MATERIAL:
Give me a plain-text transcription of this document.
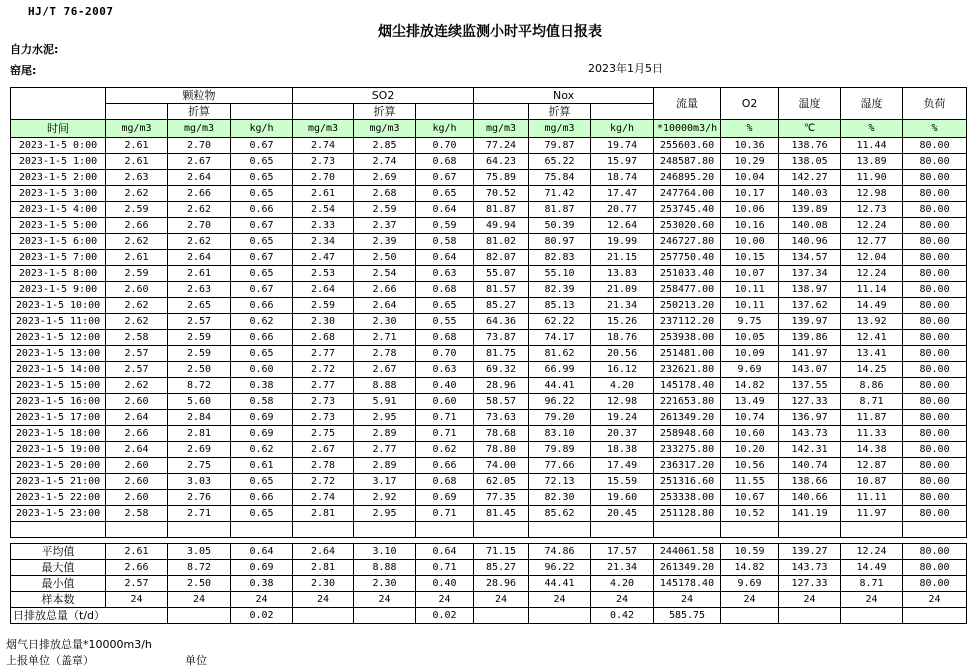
HJ/T 76-2007
烟尘排放连续监测小时平均值日报表
自力水泥:
窑尾:	2023年1月5日
	颗粒物			SO2			Nox			流量	O2	温度	湿度	负荷
		折算			折算			折算						
时间	mg/m3	mg/m3	kg/h	mg/m3	mg/m3	kg/h	mg/m3	mg/m3	kg/h	*10000m3/h	%	℃	%	%
2023-1-5 0:00	2.61	2.70	0.67	2.74	2.85	0.70	77.24	79.87	19.74	255603.60	10.36	138.76	11.44	80.00
2023-1-5 1:00	2.61	2.67	0.65	2.73	2.74	0.68	64.23	65.22	15.97	248587.80	10.29	138.05	13.89	80.00
2023-1-5 2:00	2.63	2.64	0.65	2.70	2.69	0.67	75.89	75.84	18.74	246895.20	10.04	142.27	11.90	80.00
2023-1-5 3:00	2.62	2.66	0.65	2.61	2.68	0.65	70.52	71.42	17.47	247764.00	10.17	140.03	12.98	80.00
2023-1-5 4:00	2.59	2.62	0.66	2.54	2.59	0.64	81.87	81.87	20.77	253745.40	10.06	139.89	12.73	80.00
2023-1-5 5:00	2.66	2.70	0.67	2.33	2.37	0.59	49.94	50.39	12.64	253020.60	10.16	140.08	12.24	80.00
2023-1-5 6:00	2.62	2.62	0.65	2.34	2.39	0.58	81.02	80.97	19.99	246727.80	10.00	140.96	12.77	80.00
2023-1-5 7:00	2.61	2.64	0.67	2.47	2.50	0.64	82.07	82.83	21.15	257750.40	10.15	134.57	12.04	80.00
2023-1-5 8:00	2.59	2.61	0.65	2.53	2.54	0.63	55.07	55.10	13.83	251033.40	10.07	137.34	12.24	80.00
2023-1-5 9:00	2.60	2.63	0.67	2.64	2.66	0.68	81.57	82.39	21.09	258477.00	10.11	138.97	11.14	80.00
2023-1-5 10:00	2.62	2.65	0.66	2.59	2.64	0.65	85.27	85.13	21.34	250213.20	10.11	137.62	14.49	80.00
2023-1-5 11:00	2.62	2.57	0.62	2.30	2.30	0.55	64.36	62.22	15.26	237112.20	9.75	139.97	13.92	80.00
2023-1-5 12:00	2.58	2.59	0.66	2.68	2.71	0.68	73.87	74.17	18.76	253938.00	10.05	139.86	12.41	80.00
2023-1-5 13:00	2.57	2.59	0.65	2.77	2.78	0.70	81.75	81.62	20.56	251481.00	10.09	141.97	13.41	80.00
2023-1-5 14:00	2.57	2.50	0.60	2.72	2.67	0.63	69.32	66.99	16.12	232621.80	9.69	143.07	14.25	80.00
2023-1-5 15:00	2.62	8.72	0.38	2.77	8.88	0.40	28.96	44.41	4.20	145178.40	14.82	137.55	8.86	80.00
2023-1-5 16:00	2.60	5.60	0.58	2.73	5.91	0.60	58.57	96.22	12.98	221653.80	13.49	127.33	8.71	80.00
2023-1-5 17:00	2.64	2.84	0.69	2.73	2.95	0.71	73.63	79.20	19.24	261349.20	10.74	136.97	11.87	80.00
2023-1-5 18:00	2.66	2.81	0.69	2.75	2.89	0.71	78.68	83.10	20.37	258948.60	10.60	143.73	11.33	80.00
2023-1-5 19:00	2.64	2.69	0.62	2.67	2.77	0.62	78.80	79.89	18.38	233275.80	10.20	142.31	14.38	80.00
2023-1-5 20:00	2.60	2.75	0.61	2.78	2.89	0.66	74.00	77.66	17.49	236317.20	10.56	140.74	12.87	80.00
2023-1-5 21:00	2.60	3.03	0.65	2.72	3.17	0.68	62.05	72.13	15.59	251316.60	11.55	138.66	10.87	80.00
2023-1-5 22:00	2.60	2.76	0.66	2.74	2.92	0.69	77.35	82.30	19.60	253338.00	10.67	140.66	11.11	80.00
2023-1-5 23:00	2.58	2.71	0.65	2.81	2.95	0.71	81.45	85.62	20.45	251128.80	10.52	141.19	11.97	80.00

平均值	2.61	3.05	0.64	2.64	3.10	0.64	71.15	74.86	17.57	244061.58	10.59	139.27	12.24	80.00
最大值	2.66	8.72	0.69	2.81	8.88	0.71	85.27	96.22	21.34	261349.20	14.82	143.73	14.49	80.00
最小值	2.57	2.50	0.38	2.30	2.30	0.40	28.96	44.41	4.20	145178.40	9.69	127.33	8.71	80.00
样本数	24	24	24	24	24	24	24	24	24	24	24	24	24	24
日排放总量（t/d）			0.02			0.02			0.42	585.75				
烟气日排放总量*10000m3/h
上报单位（盖章）	单位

JOB: Every record must be copied exactly, with the pictures left out.

OUTPUT OF THE TASK:
Give me a plain-text transcription of this document.
HJ/T 76-2007
烟尘排放连续监测小时平均值日报表
自力水泥:
窑尾:	2023年1月5日
	颗粒物			SO2			Nox			流量	O2	温度	湿度	负荷
		折算			折算			折算						
时间	mg/m3	mg/m3	kg/h	mg/m3	mg/m3	kg/h	mg/m3	mg/m3	kg/h	*10000m3/h	%	℃	%	%
2023-1-5 0:00	2.61	2.70	0.67	2.74	2.85	0.70	77.24	79.87	19.74	255603.60	10.36	138.76	11.44	80.00
2023-1-5 1:00	2.61	2.67	0.65	2.73	2.74	0.68	64.23	65.22	15.97	248587.80	10.29	138.05	13.89	80.00
2023-1-5 2:00	2.63	2.64	0.65	2.70	2.69	0.67	75.89	75.84	18.74	246895.20	10.04	142.27	11.90	80.00
2023-1-5 3:00	2.62	2.66	0.65	2.61	2.68	0.65	70.52	71.42	17.47	247764.00	10.17	140.03	12.98	80.00
2023-1-5 4:00	2.59	2.62	0.66	2.54	2.59	0.64	81.87	81.87	20.77	253745.40	10.06	139.89	12.73	80.00
2023-1-5 5:00	2.66	2.70	0.67	2.33	2.37	0.59	49.94	50.39	12.64	253020.60	10.16	140.08	12.24	80.00
2023-1-5 6:00	2.62	2.62	0.65	2.34	2.39	0.58	81.02	80.97	19.99	246727.80	10.00	140.96	12.77	80.00
2023-1-5 7:00	2.61	2.64	0.67	2.47	2.50	0.64	82.07	82.83	21.15	257750.40	10.15	134.57	12.04	80.00
2023-1-5 8:00	2.59	2.61	0.65	2.53	2.54	0.63	55.07	55.10	13.83	251033.40	10.07	137.34	12.24	80.00
2023-1-5 9:00	2.60	2.63	0.67	2.64	2.66	0.68	81.57	82.39	21.09	258477.00	10.11	138.97	11.14	80.00
2023-1-5 10:00	2.62	2.65	0.66	2.59	2.64	0.65	85.27	85.13	21.34	250213.20	10.11	137.62	14.49	80.00
2023-1-5 11:00	2.62	2.57	0.62	2.30	2.30	0.55	64.36	62.22	15.26	237112.20	9.75	139.97	13.92	80.00
2023-1-5 12:00	2.58	2.59	0.66	2.68	2.71	0.68	73.87	74.17	18.76	253938.00	10.05	139.86	12.41	80.00
2023-1-5 13:00	2.57	2.59	0.65	2.77	2.78	0.70	81.75	81.62	20.56	251481.00	10.09	141.97	13.41	80.00
2023-1-5 14:00	2.57	2.50	0.60	2.72	2.67	0.63	69.32	66.99	16.12	232621.80	9.69	143.07	14.25	80.00
2023-1-5 15:00	2.62	8.72	0.38	2.77	8.88	0.40	28.96	44.41	4.20	145178.40	14.82	137.55	8.86	80.00
2023-1-5 16:00	2.60	5.60	0.58	2.73	5.91	0.60	58.57	96.22	12.98	221653.80	13.49	127.33	8.71	80.00
2023-1-5 17:00	2.64	2.84	0.69	2.73	2.95	0.71	73.63	79.20	19.24	261349.20	10.74	136.97	11.87	80.00
2023-1-5 18:00	2.66	2.81	0.69	2.75	2.89	0.71	78.68	83.10	20.37	258948.60	10.60	143.73	11.33	80.00
2023-1-5 19:00	2.64	2.69	0.62	2.67	2.77	0.62	78.80	79.89	18.38	233275.80	10.20	142.31	14.38	80.00
2023-1-5 20:00	2.60	2.75	0.61	2.78	2.89	0.66	74.00	77.66	17.49	236317.20	10.56	140.74	12.87	80.00
2023-1-5 21:00	2.60	3.03	0.65	2.72	3.17	0.68	62.05	72.13	15.59	251316.60	11.55	138.66	10.87	80.00
2023-1-5 22:00	2.60	2.76	0.66	2.74	2.92	0.69	77.35	82.30	19.60	253338.00	10.67	140.66	11.11	80.00
2023-1-5 23:00	2.58	2.71	0.65	2.81	2.95	0.71	81.45	85.62	20.45	251128.80	10.52	141.19	11.97	80.00

平均值	2.61	3.05	0.64	2.64	3.10	0.64	71.15	74.86	17.57	244061.58	10.59	139.27	12.24	80.00
最大值	2.66	8.72	0.69	2.81	8.88	0.71	85.27	96.22	21.34	261349.20	14.82	143.73	14.49	80.00
最小值	2.57	2.50	0.38	2.30	2.30	0.40	28.96	44.41	4.20	145178.40	9.69	127.33	8.71	80.00
样本数	24	24	24	24	24	24	24	24	24	24	24	24	24	24
日排放总量（t/d）			0.02			0.02			0.42	585.75				
烟气日排放总量*10000m3/h
上报单位（盖章）	单位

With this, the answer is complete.